(Figure dataset records)
---*---
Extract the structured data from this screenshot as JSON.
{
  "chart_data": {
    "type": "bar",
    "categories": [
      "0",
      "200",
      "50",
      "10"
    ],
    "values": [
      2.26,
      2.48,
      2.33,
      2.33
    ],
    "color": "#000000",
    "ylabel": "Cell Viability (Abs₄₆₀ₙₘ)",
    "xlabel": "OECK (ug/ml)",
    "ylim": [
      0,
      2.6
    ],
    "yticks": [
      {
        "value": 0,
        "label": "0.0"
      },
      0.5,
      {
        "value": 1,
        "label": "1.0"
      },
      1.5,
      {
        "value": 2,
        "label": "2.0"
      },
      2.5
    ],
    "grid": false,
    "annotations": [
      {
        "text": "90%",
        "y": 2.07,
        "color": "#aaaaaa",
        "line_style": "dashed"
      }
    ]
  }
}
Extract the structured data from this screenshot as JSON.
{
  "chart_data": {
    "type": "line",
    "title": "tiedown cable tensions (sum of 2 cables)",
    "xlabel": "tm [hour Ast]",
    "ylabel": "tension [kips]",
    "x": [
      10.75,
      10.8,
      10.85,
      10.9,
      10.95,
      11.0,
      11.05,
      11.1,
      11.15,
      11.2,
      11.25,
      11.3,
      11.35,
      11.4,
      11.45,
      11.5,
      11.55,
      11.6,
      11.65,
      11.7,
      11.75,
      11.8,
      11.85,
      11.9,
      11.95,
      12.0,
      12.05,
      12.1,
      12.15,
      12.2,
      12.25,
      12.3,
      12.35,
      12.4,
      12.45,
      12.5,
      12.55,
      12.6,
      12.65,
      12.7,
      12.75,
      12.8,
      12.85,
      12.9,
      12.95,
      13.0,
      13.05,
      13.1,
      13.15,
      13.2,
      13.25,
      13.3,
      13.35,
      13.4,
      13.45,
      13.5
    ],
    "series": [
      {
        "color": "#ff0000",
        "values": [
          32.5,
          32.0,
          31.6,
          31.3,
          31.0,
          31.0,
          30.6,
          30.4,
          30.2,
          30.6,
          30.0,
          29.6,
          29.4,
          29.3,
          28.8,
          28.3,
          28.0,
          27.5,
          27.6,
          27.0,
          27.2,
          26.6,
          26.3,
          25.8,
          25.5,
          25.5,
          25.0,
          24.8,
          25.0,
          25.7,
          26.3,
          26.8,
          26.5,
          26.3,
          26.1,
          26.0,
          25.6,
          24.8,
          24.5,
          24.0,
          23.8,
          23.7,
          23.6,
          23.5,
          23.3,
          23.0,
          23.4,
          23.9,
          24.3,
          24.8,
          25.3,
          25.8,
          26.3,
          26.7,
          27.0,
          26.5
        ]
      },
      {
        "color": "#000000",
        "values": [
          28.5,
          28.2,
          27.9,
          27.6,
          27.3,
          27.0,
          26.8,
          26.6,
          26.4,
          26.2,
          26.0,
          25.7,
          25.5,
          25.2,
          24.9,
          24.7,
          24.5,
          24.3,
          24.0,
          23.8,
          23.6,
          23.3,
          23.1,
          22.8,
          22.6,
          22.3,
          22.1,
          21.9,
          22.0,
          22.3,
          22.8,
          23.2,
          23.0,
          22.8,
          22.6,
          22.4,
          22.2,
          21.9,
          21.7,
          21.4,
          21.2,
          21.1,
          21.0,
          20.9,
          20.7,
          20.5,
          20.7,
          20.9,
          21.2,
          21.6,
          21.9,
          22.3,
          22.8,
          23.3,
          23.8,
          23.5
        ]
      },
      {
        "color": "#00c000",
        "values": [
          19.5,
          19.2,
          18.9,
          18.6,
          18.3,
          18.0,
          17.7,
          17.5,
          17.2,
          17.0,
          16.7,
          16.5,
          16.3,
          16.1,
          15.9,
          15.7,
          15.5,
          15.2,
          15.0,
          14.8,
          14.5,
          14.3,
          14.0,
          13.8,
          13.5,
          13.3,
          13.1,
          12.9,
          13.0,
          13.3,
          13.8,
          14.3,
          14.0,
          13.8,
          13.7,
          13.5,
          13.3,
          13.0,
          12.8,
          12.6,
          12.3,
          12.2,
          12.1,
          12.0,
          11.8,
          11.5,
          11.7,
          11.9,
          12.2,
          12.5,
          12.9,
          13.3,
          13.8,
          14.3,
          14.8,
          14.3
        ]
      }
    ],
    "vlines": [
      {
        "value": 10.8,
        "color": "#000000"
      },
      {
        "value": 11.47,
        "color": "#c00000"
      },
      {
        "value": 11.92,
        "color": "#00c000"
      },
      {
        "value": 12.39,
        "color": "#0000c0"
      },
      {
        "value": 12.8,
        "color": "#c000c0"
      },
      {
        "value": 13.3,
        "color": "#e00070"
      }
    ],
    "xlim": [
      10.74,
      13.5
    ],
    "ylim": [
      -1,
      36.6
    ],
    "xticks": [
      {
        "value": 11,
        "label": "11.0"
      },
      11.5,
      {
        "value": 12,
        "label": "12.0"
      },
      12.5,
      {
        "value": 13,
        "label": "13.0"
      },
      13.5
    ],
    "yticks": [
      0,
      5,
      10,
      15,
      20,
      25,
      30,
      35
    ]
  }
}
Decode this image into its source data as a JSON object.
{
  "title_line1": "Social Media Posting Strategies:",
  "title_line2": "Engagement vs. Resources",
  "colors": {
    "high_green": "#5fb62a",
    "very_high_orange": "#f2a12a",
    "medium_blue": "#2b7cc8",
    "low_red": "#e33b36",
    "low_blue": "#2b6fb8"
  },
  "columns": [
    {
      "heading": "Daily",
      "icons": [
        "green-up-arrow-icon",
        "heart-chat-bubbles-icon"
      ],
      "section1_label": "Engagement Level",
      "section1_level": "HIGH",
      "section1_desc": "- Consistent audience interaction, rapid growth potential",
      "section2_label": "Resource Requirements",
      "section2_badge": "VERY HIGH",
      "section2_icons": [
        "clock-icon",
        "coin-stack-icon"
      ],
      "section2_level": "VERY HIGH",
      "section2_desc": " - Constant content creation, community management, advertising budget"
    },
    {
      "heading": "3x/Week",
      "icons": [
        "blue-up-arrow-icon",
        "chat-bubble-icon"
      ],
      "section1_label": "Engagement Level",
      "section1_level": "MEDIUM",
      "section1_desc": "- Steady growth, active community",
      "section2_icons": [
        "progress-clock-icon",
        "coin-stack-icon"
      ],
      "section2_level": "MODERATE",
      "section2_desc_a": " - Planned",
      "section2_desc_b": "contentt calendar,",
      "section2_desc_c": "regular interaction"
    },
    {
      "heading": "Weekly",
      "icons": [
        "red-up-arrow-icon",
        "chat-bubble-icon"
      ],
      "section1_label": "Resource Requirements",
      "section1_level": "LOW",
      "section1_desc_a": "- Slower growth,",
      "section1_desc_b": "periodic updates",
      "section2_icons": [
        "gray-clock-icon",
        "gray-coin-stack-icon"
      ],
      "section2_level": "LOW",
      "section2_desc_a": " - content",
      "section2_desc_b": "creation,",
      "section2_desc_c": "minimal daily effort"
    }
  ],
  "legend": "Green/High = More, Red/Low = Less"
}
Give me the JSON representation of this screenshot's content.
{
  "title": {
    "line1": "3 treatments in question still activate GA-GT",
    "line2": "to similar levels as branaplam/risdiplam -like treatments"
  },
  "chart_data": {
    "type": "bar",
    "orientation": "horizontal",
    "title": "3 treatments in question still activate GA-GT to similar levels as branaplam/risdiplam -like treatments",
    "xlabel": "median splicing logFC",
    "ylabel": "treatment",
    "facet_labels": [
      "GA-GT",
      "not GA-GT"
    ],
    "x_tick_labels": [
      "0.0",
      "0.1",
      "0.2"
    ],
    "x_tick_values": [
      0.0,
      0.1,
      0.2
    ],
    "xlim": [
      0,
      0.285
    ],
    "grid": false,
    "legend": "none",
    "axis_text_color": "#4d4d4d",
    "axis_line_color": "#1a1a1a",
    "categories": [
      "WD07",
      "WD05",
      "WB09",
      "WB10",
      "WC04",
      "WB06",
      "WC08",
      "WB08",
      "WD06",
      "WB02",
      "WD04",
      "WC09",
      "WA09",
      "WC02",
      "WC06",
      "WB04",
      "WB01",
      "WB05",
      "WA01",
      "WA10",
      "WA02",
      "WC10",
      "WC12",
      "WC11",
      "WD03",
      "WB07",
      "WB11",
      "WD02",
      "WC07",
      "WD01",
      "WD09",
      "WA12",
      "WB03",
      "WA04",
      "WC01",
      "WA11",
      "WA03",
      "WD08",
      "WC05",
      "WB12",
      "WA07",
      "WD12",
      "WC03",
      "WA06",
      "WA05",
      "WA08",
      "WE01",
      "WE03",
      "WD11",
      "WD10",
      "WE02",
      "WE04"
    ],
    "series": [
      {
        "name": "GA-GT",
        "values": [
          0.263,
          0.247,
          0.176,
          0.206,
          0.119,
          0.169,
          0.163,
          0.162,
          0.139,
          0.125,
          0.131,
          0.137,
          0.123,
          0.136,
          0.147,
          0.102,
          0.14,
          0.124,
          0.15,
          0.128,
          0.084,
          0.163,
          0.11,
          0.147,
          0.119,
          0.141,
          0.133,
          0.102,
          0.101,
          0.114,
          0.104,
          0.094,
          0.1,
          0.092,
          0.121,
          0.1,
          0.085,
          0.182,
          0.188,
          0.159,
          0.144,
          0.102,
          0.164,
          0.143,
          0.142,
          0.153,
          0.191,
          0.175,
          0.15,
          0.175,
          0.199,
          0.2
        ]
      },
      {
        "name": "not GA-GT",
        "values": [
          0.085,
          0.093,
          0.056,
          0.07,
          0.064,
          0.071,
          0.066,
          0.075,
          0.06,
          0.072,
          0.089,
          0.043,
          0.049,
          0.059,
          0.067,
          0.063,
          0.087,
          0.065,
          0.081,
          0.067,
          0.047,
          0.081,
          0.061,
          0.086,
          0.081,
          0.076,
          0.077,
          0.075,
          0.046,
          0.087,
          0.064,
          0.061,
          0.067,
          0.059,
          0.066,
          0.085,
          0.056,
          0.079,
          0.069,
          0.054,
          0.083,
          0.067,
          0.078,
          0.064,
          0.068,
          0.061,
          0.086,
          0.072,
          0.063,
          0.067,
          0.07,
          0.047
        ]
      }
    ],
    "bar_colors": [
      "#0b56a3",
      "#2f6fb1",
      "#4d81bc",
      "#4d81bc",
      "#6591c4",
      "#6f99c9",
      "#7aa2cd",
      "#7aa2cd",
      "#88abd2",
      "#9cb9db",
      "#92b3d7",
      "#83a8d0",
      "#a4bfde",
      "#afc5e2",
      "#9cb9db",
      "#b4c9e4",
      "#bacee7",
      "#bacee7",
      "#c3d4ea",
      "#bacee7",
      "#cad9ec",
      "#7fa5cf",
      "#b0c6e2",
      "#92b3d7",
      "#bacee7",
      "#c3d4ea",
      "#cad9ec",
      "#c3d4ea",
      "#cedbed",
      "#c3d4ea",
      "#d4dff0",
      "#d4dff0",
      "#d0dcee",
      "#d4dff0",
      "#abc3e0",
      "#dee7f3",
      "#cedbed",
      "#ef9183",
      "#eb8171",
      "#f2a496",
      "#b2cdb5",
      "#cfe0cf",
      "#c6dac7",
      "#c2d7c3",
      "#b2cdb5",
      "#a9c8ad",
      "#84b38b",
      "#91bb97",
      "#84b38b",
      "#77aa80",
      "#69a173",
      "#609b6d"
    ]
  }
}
---*---
● Goal
Check each line above for the word "heading", and copy the lines where it appears.

● The answer
      "heading": "Daily",
      "heading": "3x/Week",
      "heading": "Weekly",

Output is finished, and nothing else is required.